## TAREAS POR REALIZAR
A - Reproduce el fragmento del texto sobre Skaramagas que empieza en las palabras "A pesar de todo" y termina después de "hostilidades y violencia.", sustituyendo "enfrentadas" por "divididas".
B - Según el texto sobre Skaramagas, ¿qué comunidades conviven allí?
C - Resume de forma más breve el párrafo del texto sobre Skaramagas que comienza con "Al principio, a pesar de la energía positiva", conservando sus datos principales.

## FRAGMENTO DE TEXTO
^^^^
Pronto me contagié del entusiasmo y alegría del equipo de la Cruz Roja constituido por profesionales tan variopintos como se puede imaginar, echando muchas horas todos los días tanto en terreno como en casa.
 
Al principio, a pesar de la energía positiva y el esfuerzo, a veces recibíamos reacciones de enfados, incluso gritos e insultos por parte de la comunidad a la que asistíamos. Esto probablemente fuera resultado del cansancio, de todas las promesas incumplidas durante el camino y de la impotencia de no poder comunicarse en ocasiones. En particular, a lo que se refiere a mi consulta, los inicios fueron duros. Acciones como la no prescripción de antibióticos a veces eran percibidas como un rechazo de asistencia, ahorro o discriminación.
 
A pesar de mis progresos con el idioma, fue la labor indispensable de los traductores que consiguieron transmitir nuestros mensajes más allá de una mera traducción literal, lo que hizo que poco a poco nos fuéramos haciendo con la confianza de la gente y ganándonos su respeto. Ahora, la mayoría nos saluda con confianza y pasear por Skaramagas se ha convertido en pasear por un pueblo donde los vecinos se conocen.
 
A pesar de todo este entusiasmo, la realidad es que aquí conviven personas de religiones y comunidades distintas (sirios, kurdos, iraquíes y afganos) y enfrentadas entre sí. En este escenario tan singular, a los vecinos les unen las realidades del presente y un pasado reciente que comparten por encima de lo que les diferencia. A pesar de ello, tristemente las realidades globales históricas de sus comunidades con frecuencia prevalecen y provocan hostilidades y violencia.
^^^^
## EXTRACTO DEL LISTADO
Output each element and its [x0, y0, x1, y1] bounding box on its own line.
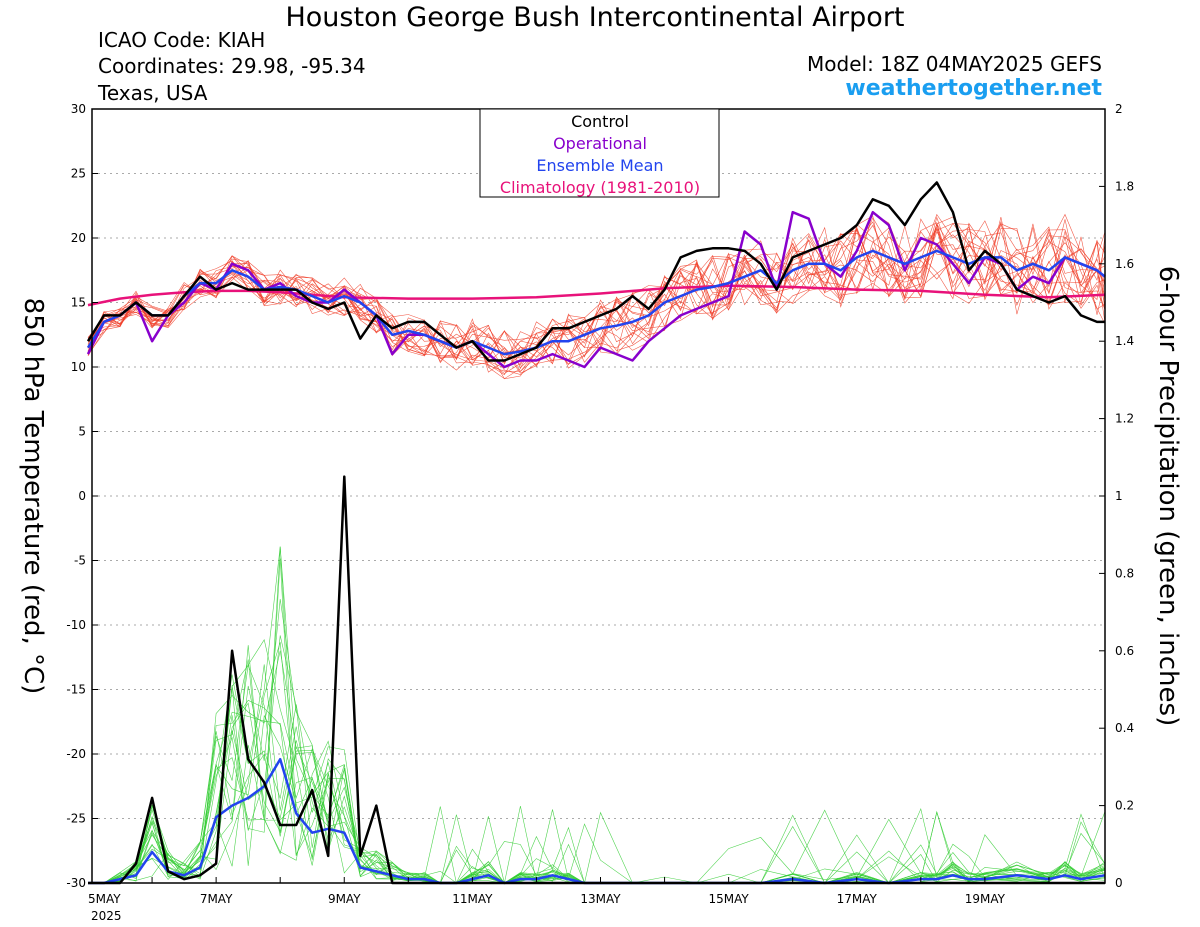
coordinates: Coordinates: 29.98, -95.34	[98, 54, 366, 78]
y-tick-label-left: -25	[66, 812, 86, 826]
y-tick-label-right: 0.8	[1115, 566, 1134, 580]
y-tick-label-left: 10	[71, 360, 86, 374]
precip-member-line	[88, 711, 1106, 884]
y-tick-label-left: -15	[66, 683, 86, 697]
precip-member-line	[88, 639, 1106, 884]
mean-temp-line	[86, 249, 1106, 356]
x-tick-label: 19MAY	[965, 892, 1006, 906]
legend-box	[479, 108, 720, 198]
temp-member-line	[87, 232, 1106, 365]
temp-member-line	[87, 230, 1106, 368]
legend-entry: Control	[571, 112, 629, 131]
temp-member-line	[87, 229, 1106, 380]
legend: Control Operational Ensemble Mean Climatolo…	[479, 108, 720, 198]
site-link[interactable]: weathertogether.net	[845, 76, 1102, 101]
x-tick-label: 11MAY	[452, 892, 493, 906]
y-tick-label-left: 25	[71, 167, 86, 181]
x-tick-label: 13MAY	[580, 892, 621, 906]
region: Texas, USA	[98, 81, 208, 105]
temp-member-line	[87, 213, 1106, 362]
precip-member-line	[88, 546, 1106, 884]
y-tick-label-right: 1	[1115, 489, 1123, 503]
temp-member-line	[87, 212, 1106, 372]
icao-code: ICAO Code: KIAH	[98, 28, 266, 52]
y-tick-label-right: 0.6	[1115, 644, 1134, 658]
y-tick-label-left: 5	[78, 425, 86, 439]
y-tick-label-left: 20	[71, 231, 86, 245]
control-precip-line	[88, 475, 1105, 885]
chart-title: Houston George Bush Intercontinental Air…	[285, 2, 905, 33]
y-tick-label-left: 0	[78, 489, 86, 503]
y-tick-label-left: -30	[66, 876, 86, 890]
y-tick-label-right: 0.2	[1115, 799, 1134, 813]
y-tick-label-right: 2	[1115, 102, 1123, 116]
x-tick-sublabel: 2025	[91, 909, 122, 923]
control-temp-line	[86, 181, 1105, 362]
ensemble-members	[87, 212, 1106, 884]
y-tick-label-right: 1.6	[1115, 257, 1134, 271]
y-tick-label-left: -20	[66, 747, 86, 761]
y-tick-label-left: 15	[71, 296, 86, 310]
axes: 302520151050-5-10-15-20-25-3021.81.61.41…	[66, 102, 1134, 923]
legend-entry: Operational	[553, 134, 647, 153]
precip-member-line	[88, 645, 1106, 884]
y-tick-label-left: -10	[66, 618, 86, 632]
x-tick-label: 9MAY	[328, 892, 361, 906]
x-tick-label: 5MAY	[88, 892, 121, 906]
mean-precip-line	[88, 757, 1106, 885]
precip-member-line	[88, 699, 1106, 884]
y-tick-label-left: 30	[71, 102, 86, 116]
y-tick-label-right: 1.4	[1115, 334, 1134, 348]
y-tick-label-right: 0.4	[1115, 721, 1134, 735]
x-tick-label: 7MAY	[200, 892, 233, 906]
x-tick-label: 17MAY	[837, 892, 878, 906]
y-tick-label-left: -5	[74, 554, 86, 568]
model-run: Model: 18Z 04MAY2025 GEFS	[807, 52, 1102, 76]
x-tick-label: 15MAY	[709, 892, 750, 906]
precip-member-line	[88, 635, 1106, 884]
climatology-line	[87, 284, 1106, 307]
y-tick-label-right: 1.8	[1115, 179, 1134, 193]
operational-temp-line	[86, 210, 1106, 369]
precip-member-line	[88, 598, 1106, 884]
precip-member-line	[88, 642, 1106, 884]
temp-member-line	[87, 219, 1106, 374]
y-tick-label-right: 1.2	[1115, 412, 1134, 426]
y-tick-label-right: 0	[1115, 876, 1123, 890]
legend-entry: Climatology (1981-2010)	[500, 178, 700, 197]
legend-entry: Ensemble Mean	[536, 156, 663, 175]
^^^^
## RESPUESTAS
A -
A pesar de todo este entusiasmo, la realidad es que aquí conviven personas de religiones y comunidades distintas (sirios, kurdos, iraquíes y afganos) y divididas entre sí. En este escenario tan singular, a los vecinos les unen las realidades del presente y un pasado reciente que comparten por encima de lo que les diferencia. A pesar de ello, tristemente las realidades globales históricas de sus comunidades con frecuencia prevalecen y provocan hostilidades y violencia.

B - Sirios, kurdos, iraquíes y afganos.

C - Al principio, pese al esfuerzo del equipo, la comunidad a veces respondía con enfado, gritos e insultos, probablemente por cansancio, promesas incumplidas y la dificultad para comunicarse. En la consulta, los inicios fueron duros: no recetar antibióticos se percibía a veces como rechazo, ahorro o discriminación.